▸ SHORT PROBLEM:
Transcribe the data in full and exactly, omitting any pictures.

▸ SUPPLIED MATERIAL:

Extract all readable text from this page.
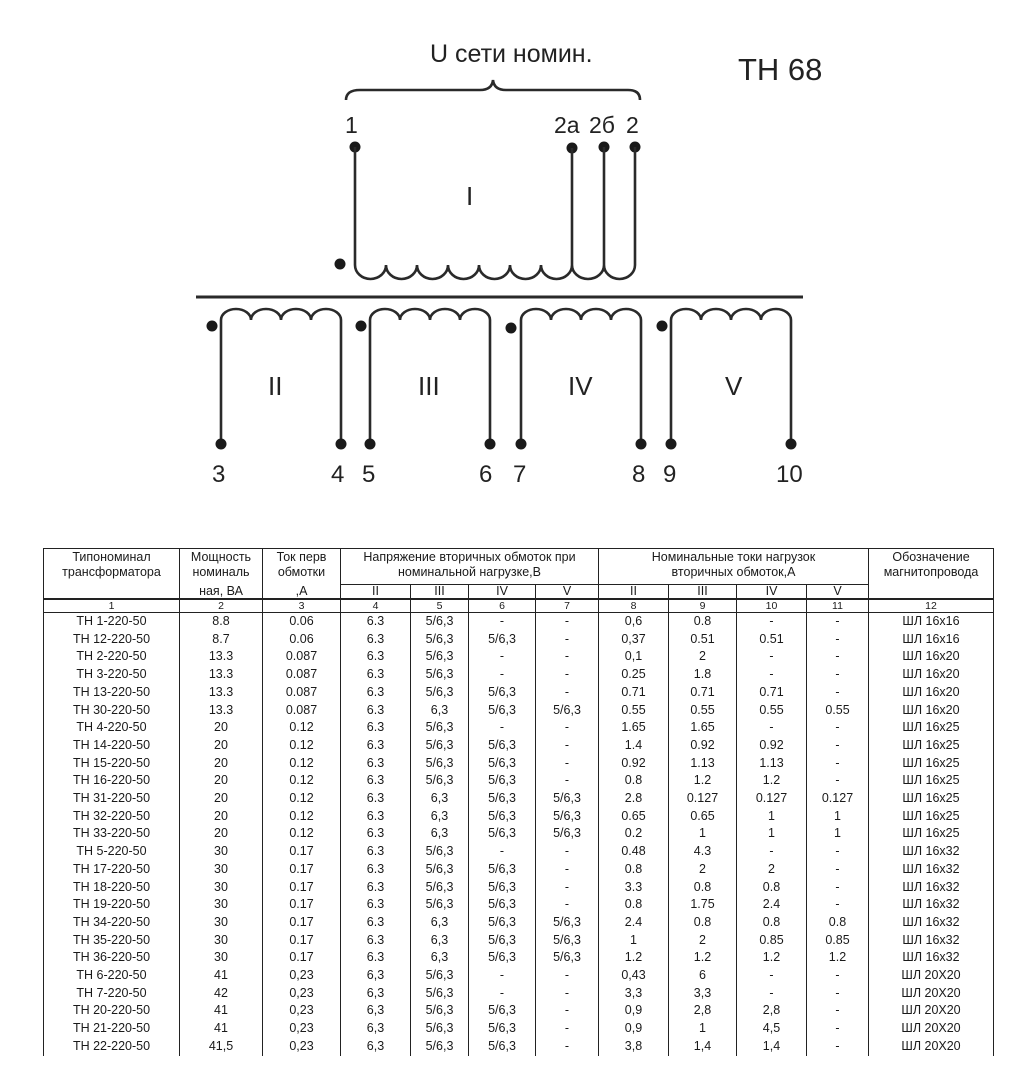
ТН 68
U сети номин.
1	2а 2б 2
I
II
3	4
III
5	6
IV
7	8
V
9	10
Типономинал трансформатора	Мощность номиналь	Ток перв обмотки	Напряжение вторичных обмоток при номинальной нагрузке,В				Номинальные токи нагрузок вторичных обмоток,А				Обозначение магнитопровода
	ная, ВА	,А	II	III	IV	V	II	III	IV	V	
1	2	3	4	5	6	7	8	9	10	11	12
ТН 1-220-50	8.8	0.06	6.3	5/6,3	-	-	0,6	0.8	-	-	ШЛ 16x16
ТН 12-220-50	8.7	0.06	6.3	5/6,3	5/6,3	-	0,37	0.51	0.51	-	ШЛ 16x16
ТН 2-220-50	13.3	0.087	6.3	5/6,3	-	-	0,1	2	-	-	ШЛ 16x20
ТН 3-220-50	13.3	0.087	6.3	5/6,3	-	-	0.25	1.8	-	-	ШЛ 16x20
ТН 13-220-50	13.3	0.087	6.3	5/6,3	5/6,3	-	0.71	0.71	0.71	-	ШЛ 16x20
ТН 30-220-50	13.3	0.087	6.3	6,3	5/6,3	5/6,3	0.55	0.55	0.55	0.55	ШЛ 16x20
ТН 4-220-50	20	0.12	6.3	5/6,3	-	-	1.65	1.65	-	-	ШЛ 16x25
ТН 14-220-50	20	0.12	6.3	5/6,3	5/6,3	-	1.4	0.92	0.92	-	ШЛ 16x25
ТН 15-220-50	20	0.12	6.3	5/6,3	5/6,3	-	0.92	1.13	1.13	-	ШЛ 16x25
ТН 16-220-50	20	0.12	6.3	5/6,3	5/6,3	-	0.8	1.2	1.2	-	ШЛ 16x25
ТН 31-220-50	20	0.12	6.3	6,3	5/6,3	5/6,3	2.8	0.127	0.127	0.127	ШЛ 16x25
ТН 32-220-50	20	0.12	6.3	6,3	5/6,3	5/6,3	0.65	0.65	1	1	ШЛ 16x25
ТН 33-220-50	20	0.12	6.3	6,3	5/6,3	5/6,3	0.2	1	1	1	ШЛ 16x25
ТН 5-220-50	30	0.17	6.3	5/6,3	-	-	0.48	4.3	-	-	ШЛ 16x32
ТН 17-220-50	30	0.17	6.3	5/6,3	5/6,3	-	0.8	2	2	-	ШЛ 16x32
ТН 18-220-50	30	0.17	6.3	5/6,3	5/6,3	-	3.3	0.8	0.8	-	ШЛ 16x32
ТН 19-220-50	30	0.17	6.3	5/6,3	5/6,3	-	0.8	1.75	2.4	-	ШЛ 16x32
ТН 34-220-50	30	0.17	6.3	6,3	5/6,3	5/6,3	2.4	0.8	0.8	0.8	ШЛ 16x32
ТН 35-220-50	30	0.17	6.3	6,3	5/6,3	5/6,3	1	2	0.85	0.85	ШЛ 16x32
ТН 36-220-50	30	0.17	6.3	6,3	5/6,3	5/6,3	1.2	1.2	1.2	1.2	ШЛ 16x32
ТН 6-220-50	41	0,23	6,3	5/6,3	-	-	0,43	6	-	-	ШЛ 20X20
ТН 7-220-50	42	0,23	6,3	5/6,3	-	-	3,3	3,3	-	-	ШЛ 20X20
ТН 20-220-50	41	0,23	6,3	5/6,3	5/6,3	-	0,9	2,8	2,8	-	ШЛ 20X20
ТН 21-220-50	41	0,23	6,3	5/6,3	5/6,3	-	0,9	1	4,5	-	ШЛ 20X20
ТН 22-220-50	41,5	0,23	6,3	5/6,3	5/6,3	-	3,8	1,4	1,4	-	ШЛ 20X20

▸ EXERCISE OUTPUT:
Extract all readable text from this page.
ТН 68
U сети номин.
1	2а 2б 2
I
II
3	4
III
5	6
IV
7	8
V
9	10
Типономинал трансформатора	Мощность номиналь	Ток перв обмотки	Напряжение вторичных обмоток при номинальной нагрузке,В				Номинальные токи нагрузок вторичных обмоток,А				Обозначение магнитопровода
	ная, ВА	,А	II	III	IV	V	II	III	IV	V	
1	2	3	4	5	6	7	8	9	10	11	12
ТН 1-220-50	8.8	0.06	6.3	5/6,3	-	-	0,6	0.8	-	-	ШЛ 16x16
ТН 12-220-50	8.7	0.06	6.3	5/6,3	5/6,3	-	0,37	0.51	0.51	-	ШЛ 16x16
ТН 2-220-50	13.3	0.087	6.3	5/6,3	-	-	0,1	2	-	-	ШЛ 16x20
ТН 3-220-50	13.3	0.087	6.3	5/6,3	-	-	0.25	1.8	-	-	ШЛ 16x20
ТН 13-220-50	13.3	0.087	6.3	5/6,3	5/6,3	-	0.71	0.71	0.71	-	ШЛ 16x20
ТН 30-220-50	13.3	0.087	6.3	6,3	5/6,3	5/6,3	0.55	0.55	0.55	0.55	ШЛ 16x20
ТН 4-220-50	20	0.12	6.3	5/6,3	-	-	1.65	1.65	-	-	ШЛ 16x25
ТН 14-220-50	20	0.12	6.3	5/6,3	5/6,3	-	1.4	0.92	0.92	-	ШЛ 16x25
ТН 15-220-50	20	0.12	6.3	5/6,3	5/6,3	-	0.92	1.13	1.13	-	ШЛ 16x25
ТН 16-220-50	20	0.12	6.3	5/6,3	5/6,3	-	0.8	1.2	1.2	-	ШЛ 16x25
ТН 31-220-50	20	0.12	6.3	6,3	5/6,3	5/6,3	2.8	0.127	0.127	0.127	ШЛ 16x25
ТН 32-220-50	20	0.12	6.3	6,3	5/6,3	5/6,3	0.65	0.65	1	1	ШЛ 16x25
ТН 33-220-50	20	0.12	6.3	6,3	5/6,3	5/6,3	0.2	1	1	1	ШЛ 16x25
ТН 5-220-50	30	0.17	6.3	5/6,3	-	-	0.48	4.3	-	-	ШЛ 16x32
ТН 17-220-50	30	0.17	6.3	5/6,3	5/6,3	-	0.8	2	2	-	ШЛ 16x32
ТН 18-220-50	30	0.17	6.3	5/6,3	5/6,3	-	3.3	0.8	0.8	-	ШЛ 16x32
ТН 19-220-50	30	0.17	6.3	5/6,3	5/6,3	-	0.8	1.75	2.4	-	ШЛ 16x32
ТН 34-220-50	30	0.17	6.3	6,3	5/6,3	5/6,3	2.4	0.8	0.8	0.8	ШЛ 16x32
ТН 35-220-50	30	0.17	6.3	6,3	5/6,3	5/6,3	1	2	0.85	0.85	ШЛ 16x32
ТН 36-220-50	30	0.17	6.3	6,3	5/6,3	5/6,3	1.2	1.2	1.2	1.2	ШЛ 16x32
ТН 6-220-50	41	0,23	6,3	5/6,3	-	-	0,43	6	-	-	ШЛ 20X20
ТН 7-220-50	42	0,23	6,3	5/6,3	-	-	3,3	3,3	-	-	ШЛ 20X20
ТН 20-220-50	41	0,23	6,3	5/6,3	5/6,3	-	0,9	2,8	2,8	-	ШЛ 20X20
ТН 21-220-50	41	0,23	6,3	5/6,3	5/6,3	-	0,9	1	4,5	-	ШЛ 20X20
ТН 22-220-50	41,5	0,23	6,3	5/6,3	5/6,3	-	3,8	1,4	1,4	-	ШЛ 20X20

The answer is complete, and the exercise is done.